======== Available records

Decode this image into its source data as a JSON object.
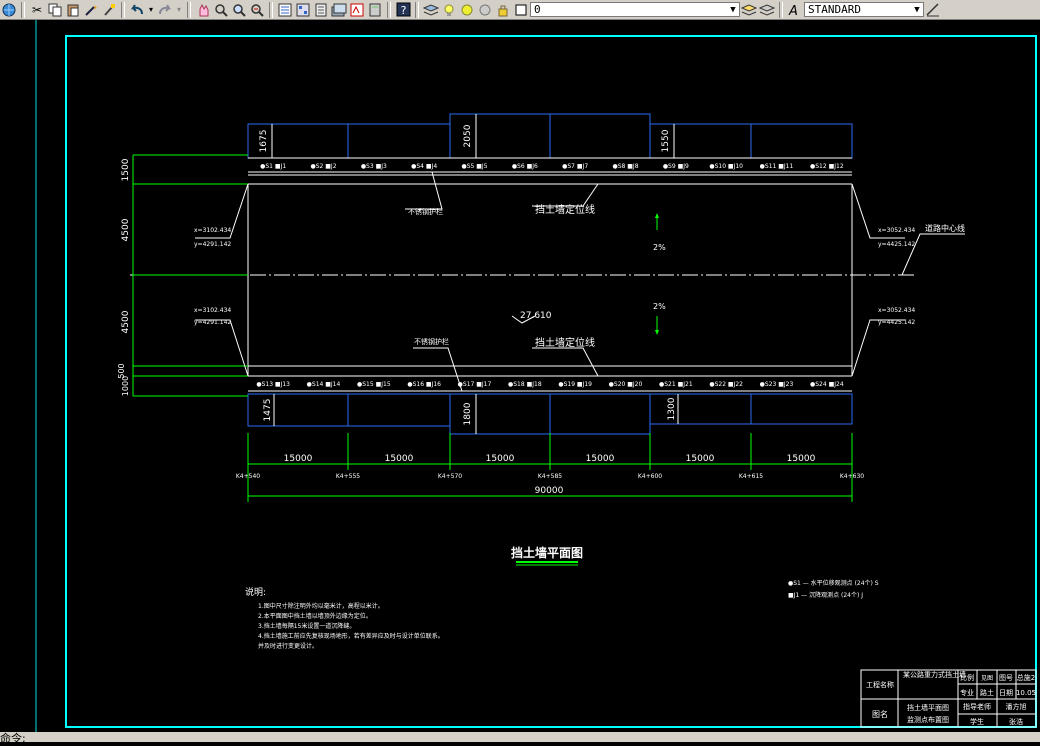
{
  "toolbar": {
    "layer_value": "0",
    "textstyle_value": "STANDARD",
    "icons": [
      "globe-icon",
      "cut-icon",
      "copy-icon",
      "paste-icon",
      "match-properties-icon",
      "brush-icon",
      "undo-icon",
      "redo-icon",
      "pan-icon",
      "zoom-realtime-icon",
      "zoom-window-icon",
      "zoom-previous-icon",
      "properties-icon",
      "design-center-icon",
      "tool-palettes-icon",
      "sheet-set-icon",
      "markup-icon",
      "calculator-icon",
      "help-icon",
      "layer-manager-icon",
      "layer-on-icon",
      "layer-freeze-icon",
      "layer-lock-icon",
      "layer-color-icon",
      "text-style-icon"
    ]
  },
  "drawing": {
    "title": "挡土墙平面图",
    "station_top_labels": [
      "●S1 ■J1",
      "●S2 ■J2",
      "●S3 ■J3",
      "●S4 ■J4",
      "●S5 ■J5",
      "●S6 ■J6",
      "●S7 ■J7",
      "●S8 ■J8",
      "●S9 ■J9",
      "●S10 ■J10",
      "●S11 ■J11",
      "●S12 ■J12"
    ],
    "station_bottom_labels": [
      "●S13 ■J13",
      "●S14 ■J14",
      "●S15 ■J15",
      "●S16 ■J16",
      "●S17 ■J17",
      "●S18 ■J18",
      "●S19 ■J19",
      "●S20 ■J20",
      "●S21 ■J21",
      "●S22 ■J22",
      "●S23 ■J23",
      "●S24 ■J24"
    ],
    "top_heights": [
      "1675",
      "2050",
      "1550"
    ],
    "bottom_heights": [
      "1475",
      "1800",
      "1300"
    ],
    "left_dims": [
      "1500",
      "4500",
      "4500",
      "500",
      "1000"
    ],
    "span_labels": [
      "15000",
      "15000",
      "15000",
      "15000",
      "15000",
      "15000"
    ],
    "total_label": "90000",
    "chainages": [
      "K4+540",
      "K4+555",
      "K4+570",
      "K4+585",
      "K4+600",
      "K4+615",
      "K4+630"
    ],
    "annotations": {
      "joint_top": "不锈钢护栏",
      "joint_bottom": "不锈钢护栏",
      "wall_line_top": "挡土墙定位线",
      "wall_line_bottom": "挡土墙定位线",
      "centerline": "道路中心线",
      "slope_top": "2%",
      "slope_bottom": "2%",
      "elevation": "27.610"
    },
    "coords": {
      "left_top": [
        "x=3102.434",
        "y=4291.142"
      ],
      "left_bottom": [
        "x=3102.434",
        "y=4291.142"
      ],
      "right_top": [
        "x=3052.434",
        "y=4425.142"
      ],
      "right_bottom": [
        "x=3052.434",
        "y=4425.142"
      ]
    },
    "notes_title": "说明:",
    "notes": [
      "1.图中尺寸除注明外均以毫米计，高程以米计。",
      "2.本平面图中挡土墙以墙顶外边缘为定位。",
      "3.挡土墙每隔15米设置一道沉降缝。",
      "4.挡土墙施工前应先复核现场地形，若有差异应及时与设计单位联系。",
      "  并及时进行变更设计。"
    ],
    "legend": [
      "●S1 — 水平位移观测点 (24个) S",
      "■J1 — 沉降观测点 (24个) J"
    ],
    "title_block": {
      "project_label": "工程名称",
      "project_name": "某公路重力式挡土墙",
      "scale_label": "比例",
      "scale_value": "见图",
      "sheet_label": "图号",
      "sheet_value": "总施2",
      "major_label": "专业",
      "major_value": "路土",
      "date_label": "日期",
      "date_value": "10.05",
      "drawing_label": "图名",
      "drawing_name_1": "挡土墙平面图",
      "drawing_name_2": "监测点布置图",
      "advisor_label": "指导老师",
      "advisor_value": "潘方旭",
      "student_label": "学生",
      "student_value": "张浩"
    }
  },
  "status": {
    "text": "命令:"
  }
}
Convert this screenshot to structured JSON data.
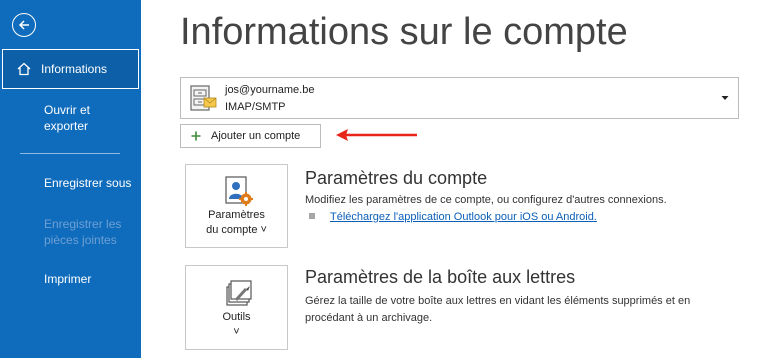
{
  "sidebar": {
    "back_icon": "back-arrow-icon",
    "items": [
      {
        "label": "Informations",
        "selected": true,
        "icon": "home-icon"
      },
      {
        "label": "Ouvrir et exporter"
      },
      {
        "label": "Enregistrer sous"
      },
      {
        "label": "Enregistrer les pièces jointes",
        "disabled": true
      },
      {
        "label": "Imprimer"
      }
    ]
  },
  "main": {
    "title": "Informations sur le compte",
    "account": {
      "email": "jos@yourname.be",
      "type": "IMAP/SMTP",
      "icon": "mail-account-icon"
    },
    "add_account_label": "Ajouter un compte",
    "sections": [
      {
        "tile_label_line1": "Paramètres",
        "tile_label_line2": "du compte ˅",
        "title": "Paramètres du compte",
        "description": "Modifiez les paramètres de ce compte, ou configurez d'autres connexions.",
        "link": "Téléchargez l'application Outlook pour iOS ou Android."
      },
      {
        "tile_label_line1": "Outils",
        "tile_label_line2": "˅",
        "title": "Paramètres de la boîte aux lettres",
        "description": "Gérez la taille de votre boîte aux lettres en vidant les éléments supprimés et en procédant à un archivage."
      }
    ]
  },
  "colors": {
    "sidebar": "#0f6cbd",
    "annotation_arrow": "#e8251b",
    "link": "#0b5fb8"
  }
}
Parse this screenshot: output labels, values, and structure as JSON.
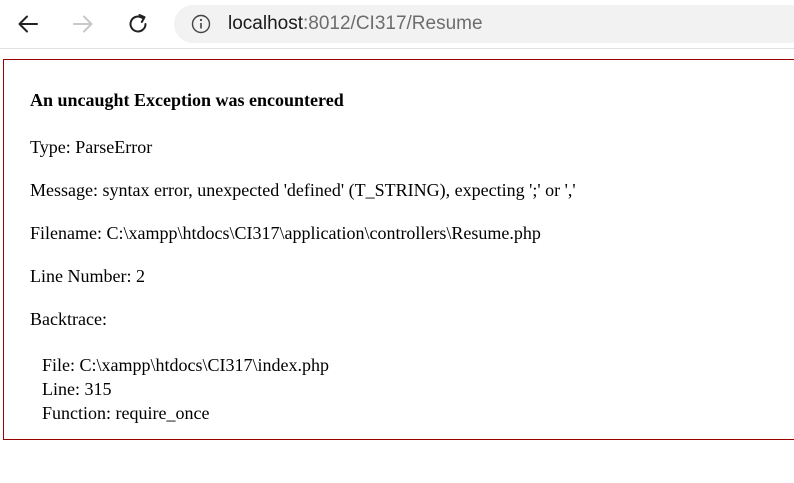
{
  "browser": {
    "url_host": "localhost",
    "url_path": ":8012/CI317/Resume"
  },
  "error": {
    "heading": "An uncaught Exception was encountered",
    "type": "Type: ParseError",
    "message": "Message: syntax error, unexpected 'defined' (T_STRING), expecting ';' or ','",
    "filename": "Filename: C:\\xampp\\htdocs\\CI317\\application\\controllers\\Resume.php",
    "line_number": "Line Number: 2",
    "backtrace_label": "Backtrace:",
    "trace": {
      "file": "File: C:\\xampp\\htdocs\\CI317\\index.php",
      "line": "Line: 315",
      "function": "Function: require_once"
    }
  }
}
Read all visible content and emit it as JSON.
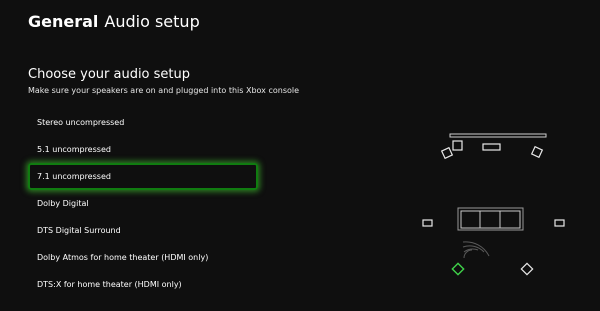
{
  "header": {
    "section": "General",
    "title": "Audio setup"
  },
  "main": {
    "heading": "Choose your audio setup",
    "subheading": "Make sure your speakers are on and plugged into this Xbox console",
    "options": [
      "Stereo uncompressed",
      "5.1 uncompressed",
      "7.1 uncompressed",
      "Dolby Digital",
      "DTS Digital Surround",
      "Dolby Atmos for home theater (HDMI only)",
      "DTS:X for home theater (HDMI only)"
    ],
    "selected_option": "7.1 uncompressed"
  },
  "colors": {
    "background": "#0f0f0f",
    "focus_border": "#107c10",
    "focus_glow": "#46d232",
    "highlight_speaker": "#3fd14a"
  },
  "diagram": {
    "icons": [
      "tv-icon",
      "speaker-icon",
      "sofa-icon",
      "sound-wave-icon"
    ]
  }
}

================

▶ What to do
Where a line holds "JSON", copy that line.

▶ Answer to this task
Decode this image into its source data as a JSON object.
Convert this screenshot to structured JSON data.
Parse this screenshot: output labels, values, and structure as JSON.
Read all visible content and emit it as JSON.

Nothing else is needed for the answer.